• _TASK DESCRIPTION_: Below are entries. Pull out all lines containing "Merksplas".

• _DATA LINES_:
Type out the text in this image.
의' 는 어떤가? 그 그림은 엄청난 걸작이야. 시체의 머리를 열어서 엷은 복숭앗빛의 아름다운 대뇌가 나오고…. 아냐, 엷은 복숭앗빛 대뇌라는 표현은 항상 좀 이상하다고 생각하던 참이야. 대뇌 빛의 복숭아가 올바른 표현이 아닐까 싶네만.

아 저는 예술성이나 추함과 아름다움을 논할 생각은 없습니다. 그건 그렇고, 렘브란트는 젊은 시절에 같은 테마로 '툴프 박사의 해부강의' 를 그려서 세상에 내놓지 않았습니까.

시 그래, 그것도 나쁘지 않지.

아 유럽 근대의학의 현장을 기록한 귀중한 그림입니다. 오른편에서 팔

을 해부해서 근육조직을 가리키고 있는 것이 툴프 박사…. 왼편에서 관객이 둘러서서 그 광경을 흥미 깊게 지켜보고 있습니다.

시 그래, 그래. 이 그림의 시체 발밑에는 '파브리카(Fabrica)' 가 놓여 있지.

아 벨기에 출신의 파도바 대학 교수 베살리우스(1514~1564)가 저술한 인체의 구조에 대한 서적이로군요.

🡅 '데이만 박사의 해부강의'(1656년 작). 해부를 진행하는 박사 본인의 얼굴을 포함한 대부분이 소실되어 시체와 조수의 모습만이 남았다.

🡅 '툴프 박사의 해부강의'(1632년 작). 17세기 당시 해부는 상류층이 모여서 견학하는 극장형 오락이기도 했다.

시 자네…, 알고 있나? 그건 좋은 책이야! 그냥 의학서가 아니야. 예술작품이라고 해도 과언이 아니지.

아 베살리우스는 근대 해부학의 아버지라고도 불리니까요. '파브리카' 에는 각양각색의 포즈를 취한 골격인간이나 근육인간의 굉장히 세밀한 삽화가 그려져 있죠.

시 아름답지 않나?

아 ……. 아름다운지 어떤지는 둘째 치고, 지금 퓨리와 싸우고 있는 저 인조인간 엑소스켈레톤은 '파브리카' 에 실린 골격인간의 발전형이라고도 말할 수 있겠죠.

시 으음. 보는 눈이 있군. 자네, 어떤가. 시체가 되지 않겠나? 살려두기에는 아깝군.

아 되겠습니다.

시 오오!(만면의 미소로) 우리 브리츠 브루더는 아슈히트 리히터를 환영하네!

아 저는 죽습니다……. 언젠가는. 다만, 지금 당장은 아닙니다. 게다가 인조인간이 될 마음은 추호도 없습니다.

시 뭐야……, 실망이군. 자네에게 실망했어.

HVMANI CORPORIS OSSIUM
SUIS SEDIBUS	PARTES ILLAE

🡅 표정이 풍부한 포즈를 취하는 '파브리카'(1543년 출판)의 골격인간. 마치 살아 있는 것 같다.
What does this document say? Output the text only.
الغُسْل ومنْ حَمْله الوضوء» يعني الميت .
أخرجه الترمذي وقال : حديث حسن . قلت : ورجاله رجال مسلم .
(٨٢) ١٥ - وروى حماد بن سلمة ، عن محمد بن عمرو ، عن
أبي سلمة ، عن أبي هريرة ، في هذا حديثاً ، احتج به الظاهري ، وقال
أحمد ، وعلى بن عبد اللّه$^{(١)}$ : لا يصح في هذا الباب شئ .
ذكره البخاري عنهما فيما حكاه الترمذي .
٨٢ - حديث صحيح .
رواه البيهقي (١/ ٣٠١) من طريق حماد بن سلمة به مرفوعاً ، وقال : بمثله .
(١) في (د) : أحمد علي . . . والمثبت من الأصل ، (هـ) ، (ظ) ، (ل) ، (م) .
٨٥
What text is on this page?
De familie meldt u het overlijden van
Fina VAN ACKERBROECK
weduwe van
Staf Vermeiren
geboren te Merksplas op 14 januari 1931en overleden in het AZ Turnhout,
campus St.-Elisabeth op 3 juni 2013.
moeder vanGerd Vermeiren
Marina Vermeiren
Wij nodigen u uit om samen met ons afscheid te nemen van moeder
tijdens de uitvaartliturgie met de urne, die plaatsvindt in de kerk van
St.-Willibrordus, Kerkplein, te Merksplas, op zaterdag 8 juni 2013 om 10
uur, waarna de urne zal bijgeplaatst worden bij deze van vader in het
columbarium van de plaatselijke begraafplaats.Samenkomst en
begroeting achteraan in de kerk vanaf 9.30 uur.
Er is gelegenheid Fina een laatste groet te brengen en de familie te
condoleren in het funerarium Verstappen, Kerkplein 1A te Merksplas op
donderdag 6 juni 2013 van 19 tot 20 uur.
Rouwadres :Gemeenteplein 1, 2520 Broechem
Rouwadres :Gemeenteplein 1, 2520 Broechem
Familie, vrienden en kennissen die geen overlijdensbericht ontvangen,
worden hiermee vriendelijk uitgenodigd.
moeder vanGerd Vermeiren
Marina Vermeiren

• _REPLY_:
geboren te Merksplas op 14 januari 1931en overleden in het AZ Turnhout,
St.-Willibrordus, Kerkplein, te Merksplas, op zaterdag 8 juni 2013 om 10
condoleren in het funerarium Verstappen, Kerkplein 1A te Merksplas op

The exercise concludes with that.